§ What you need to do:
Transcribe the records below exactly.

━━━ Excerpted records ━━━

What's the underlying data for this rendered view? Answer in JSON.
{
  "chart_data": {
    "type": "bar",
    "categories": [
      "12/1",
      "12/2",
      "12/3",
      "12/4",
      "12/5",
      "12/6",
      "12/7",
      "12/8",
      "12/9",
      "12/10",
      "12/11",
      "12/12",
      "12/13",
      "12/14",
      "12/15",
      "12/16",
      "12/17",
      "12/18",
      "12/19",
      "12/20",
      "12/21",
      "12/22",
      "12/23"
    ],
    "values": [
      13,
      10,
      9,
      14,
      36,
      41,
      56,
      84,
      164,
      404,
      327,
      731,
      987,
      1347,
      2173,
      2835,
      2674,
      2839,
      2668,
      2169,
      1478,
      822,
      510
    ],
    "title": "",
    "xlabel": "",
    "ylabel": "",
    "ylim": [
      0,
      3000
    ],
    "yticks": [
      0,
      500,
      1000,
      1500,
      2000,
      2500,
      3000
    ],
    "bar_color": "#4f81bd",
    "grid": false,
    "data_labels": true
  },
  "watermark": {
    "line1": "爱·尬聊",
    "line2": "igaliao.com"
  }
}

━━━

§ Response to the exercise:
What's the underlying data for this rendered view? Answer in JSON.
{
  "chart_data": {
    "type": "bar",
    "categories": [
      "12/1",
      "12/2",
      "12/3",
      "12/4",
      "12/5",
      "12/6",
      "12/7",
      "12/8",
      "12/9",
      "12/10",
      "12/11",
      "12/12",
      "12/13",
      "12/14",
      "12/15",
      "12/16",
      "12/17",
      "12/18",
      "12/19",
      "12/20",
      "12/21",
      "12/22",
      "12/23"
    ],
    "values": [
      13,
      10,
      9,
      14,
      36,
      41,
      56,
      84,
      164,
      404,
      327,
      731,
      987,
      1347,
      2173,
      2835,
      2674,
      2839,
      2668,
      2169,
      1478,
      822,
      510
    ],
    "title": "",
    "xlabel": "",
    "ylabel": "",
    "ylim": [
      0,
      3000
    ],
    "yticks": [
      0,
      500,
      1000,
      1500,
      2000,
      2500,
      3000
    ],
    "bar_color": "#4f81bd",
    "grid": false,
    "data_labels": true
  },
  "watermark": {
    "line1": "爱·尬聊",
    "line2": "igaliao.com"
  }
}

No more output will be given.